→ Extract
Flycast world’s first Dreamcast emulator to receive Vulkan renderer – available later today on RetroArch with nightly core!

The first Dreamcast emulator ever to get a Vulkan renderer. Completely open-source, written from scratch, and available later today on RetroArch. Update your core later today to get the latest version with the Vulkan renderer! Available for Android, Windows, and Linux.

For more information, read down below…

Wait … a new what?

The renderer is the emulator component that emulates the Dreamcast/Naomi GPU chip, namely the PowerVR Series2. It was one of the first generations of 3D chips, with only a fixed pipeline. The PowerVR2 supported DirectX 6.0, which was the graphics API used by Windows CE games on the Dreamcast. Successors of the PowerVR2 would later be found in the original iPhone and iPod Touch (PowerVR4), iPhone 4 and iPad (PowerVR5) and many many other mobile devices. Now the Dreamcast GPU is more than 20 years old. You might think it should be easy to emulate such an ancient chip on modern hardware, right? Well … yes for the most part. But there’s one thing that the PVR2 does really well, and it’s order-independent transparency. And even today this is still not trivial to implement even on modern hardware. You won’t find this feature in Open GL or DirectX, and you need a pretty recent version of these APIs to be able to emulate it, which means manually sorting individual pixels from back to front and blending them together, and doing this for each visible pixel on the screen!

OK, but what about Vulkan?

For those of you who are not familiar with Vulkan, it is a relatively new 3D graphics API, basically a follow-on to Open GL. Open GL is quite permissive and has little declarative constraints. You just throw stuff at the driver when you need to and the driver’s job is to figure it out. The downside of this is that the Open GL driver often needs to guess what you’ll do next and he might not guess right. And when it doesn’t, performance suffers. Vulkan is radically different in that everything must be declared in advance, in great details, and there’s very little room for improvisation on the part of the driver. Vulkan works much closer to the hardware than Open GL does. So you can expect less overhead, more reliability and better performance in many cases.

The downside of Vulkan is the sheer amount of code you have to write to display just a single triangle on the screen, let alone a full-featured Dreamcast renderer. Last time I checked, the Vulkan renderer had 47 source files and around 7800 lines of code. (The Open GL renderer only has around 6000 lines of code.)

So what do we get?

→ Tasks to carry out
A - Answer these from the Flycast Vulkan article, one short answer per line, marked (i), (ii) and (iii) to match:
(i) Which GPU chip does the renderer emulate?
(ii) Which PowerVR generation does the article say was in the iPhone 4 and iPad?
(iii) Roughly how many lines of code does the Open GL renderer have?
B - Please pick up the Flycast Vulkan article after its final line and keep writing it.

→ Recorded data
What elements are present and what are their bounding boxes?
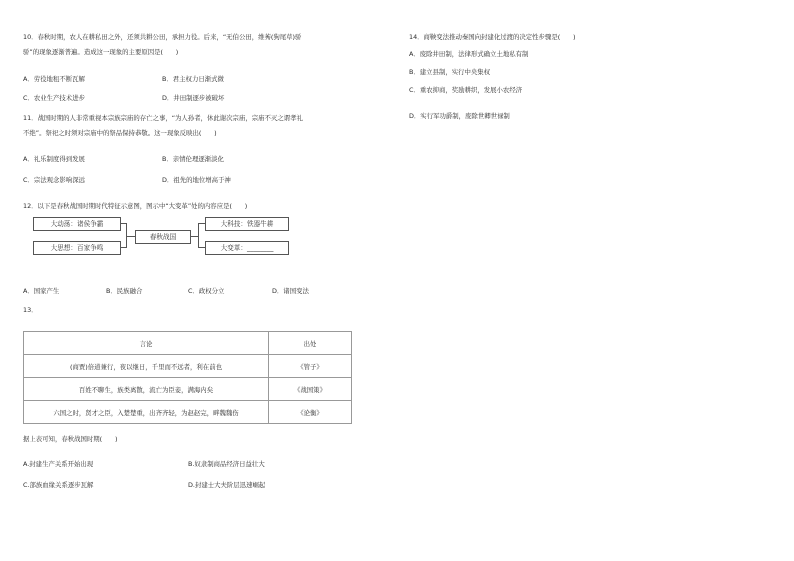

→ Responses in order
A -
(i) The PowerVR Series2.
(ii) PowerVR5.
(iii) Around 6000.

B -
As with Open GL, there are actually two Vulkan renderers: The first one uses a traditional single render pass with per-triangle or per-mesh sorting done by the CPU. The second one is capable of order-independent transparency with per-pixel sorting performed by the GPU. It uses multiple subpasses to compose the final image: the first subpass draws the opaque geometry depth map and the shadows casted on them. The second subpass renders all opaque geometry to a temporary color framebuffer, and transparent geometry into a huge pixel linked list. The last subpass then renders shadow volumes for translucent geometry. And finally all pixels are sorted and blended together using the opaque framebuffer of the previous subpass as background.

The next Flycast nightly build will have support for Vulkan on all major platforms: Windows, Linux and Android. In terms of features, the new renderer should be on par with the Open GL renderer, with the notable exception of lightgun crosshair and VMU screens display, which will be added soon. However, expect to find bugs and crashes here and there as is expected with any new piece of software. Also it may be slower than Open GL depending on many factors such as GPU, driver version, game being played, etc. We’ll do our best to fix any issue encountered and overcome performance issues. When reporting problems, make sure to indicate what GPU you’re using and the Vulkan driver version. It is highly recommended to upgrade your drivers to the latest version available, especially on mobile.

Here is a showcase of the differences between the basic and OIT renderers. By the way, this also applies to Open GL.

Here the hair of these ladies show glitching triangles in basic mode.

In Speed Devils 2, the shadow volumes (called “Modifier Volumes” in Dreamcast literature) are used in a special way to project headlights. This is only possible by using deferred rendering.

In this example, look at Ryo’s cast shadow on his left. There is a fog effect applied to this scene, but the basic single pass renderer cannot apply a fog effect to the cast shadow. In the OIT renderer, the shadow is perfectly fogged.

In Jet Set Radio, the character is composed of translucent polygons, and these polygons can be shadowed as well. Only the OIT renderer can properly render shadows cast on translucent polygons.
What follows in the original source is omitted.